• **REQUEST**: Looking at the data below, count the lines that contain the string "объяснения". Write only the total.

════════

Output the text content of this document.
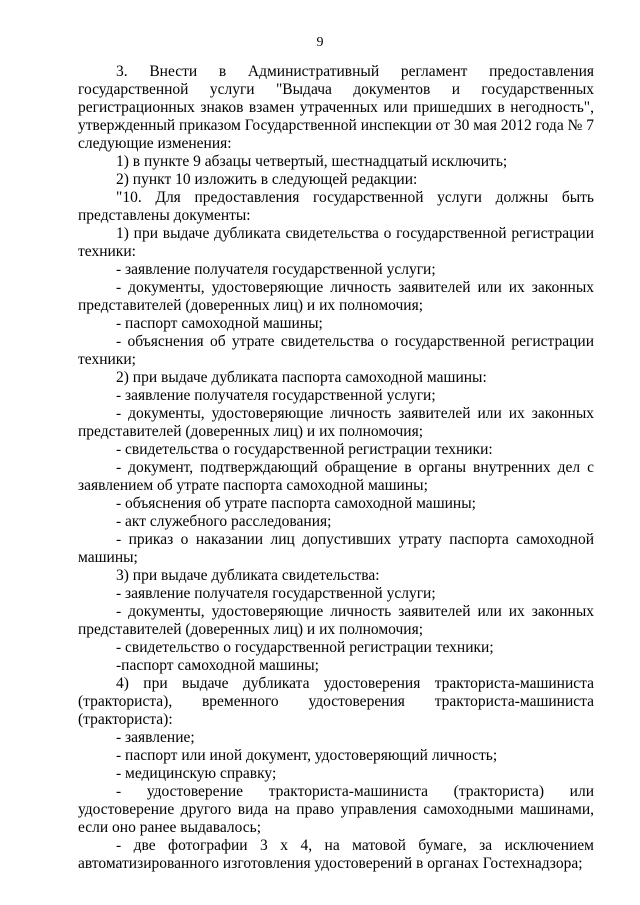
9

3. Внести в Административный регламент предоставления государственной услуги "Выдача документов и государственных регистрационных знаков взамен утраченных или пришедших в негодность", утвержденный приказом Государственной инспекции от 30 мая 2012 года № 7 следующие изменения:

1) в пункте 9 абзацы четвертый, шестнадцатый исключить;

2) пункт 10 изложить в следующей редакции:

"10. Для предоставления государственной услуги должны быть представлены документы:

1) при выдаче дубликата свидетельства о государственной регистрации техники:

- заявление получателя государственной услуги;

- документы, удостоверяющие личность заявителей или их законных представителей (доверенных лиц) и их полномочия;

- паспорт самоходной машины;

- объяснения об утрате свидетельства о государственной регистрации техники;

2) при выдаче дубликата паспорта самоходной машины:

- заявление получателя государственной услуги;

- документы, удостоверяющие личность заявителей или их законных представителей (доверенных лиц) и их полномочия;

- свидетельства о государственной регистрации техники:

- документ, подтверждающий обращение в органы внутренних дел с заявлением об утрате паспорта самоходной машины;

- объяснения об утрате паспорта самоходной машины;

- акт служебного расследования;

- приказ о наказании лиц допустивших утрату паспорта самоходной машины;

3) при выдаче дубликата свидетельства:

- заявление получателя государственной услуги;

- документы, удостоверяющие личность заявителей или их законных представителей (доверенных лиц) и их полномочия;

- свидетельство о государственной регистрации техники;

-паспорт самоходной машины;

4) при выдаче дубликата удостоверения тракториста-машиниста (тракториста), временного удостоверения тракториста-машиниста (тракториста):

- заявление;

- паспорт или иной документ, удостоверяющий личность;

- медицинскую справку;

- удостоверение тракториста-машиниста (тракториста) или удостоверение другого вида на право управления самоходными машинами, если оно ранее выдавалось;

- две фотографии 3 х 4, на матовой бумаге, за исключением автоматизированного изготовления удостоверений в органах Гостехнадзора;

════════

• **FULL OUTPUT**: 2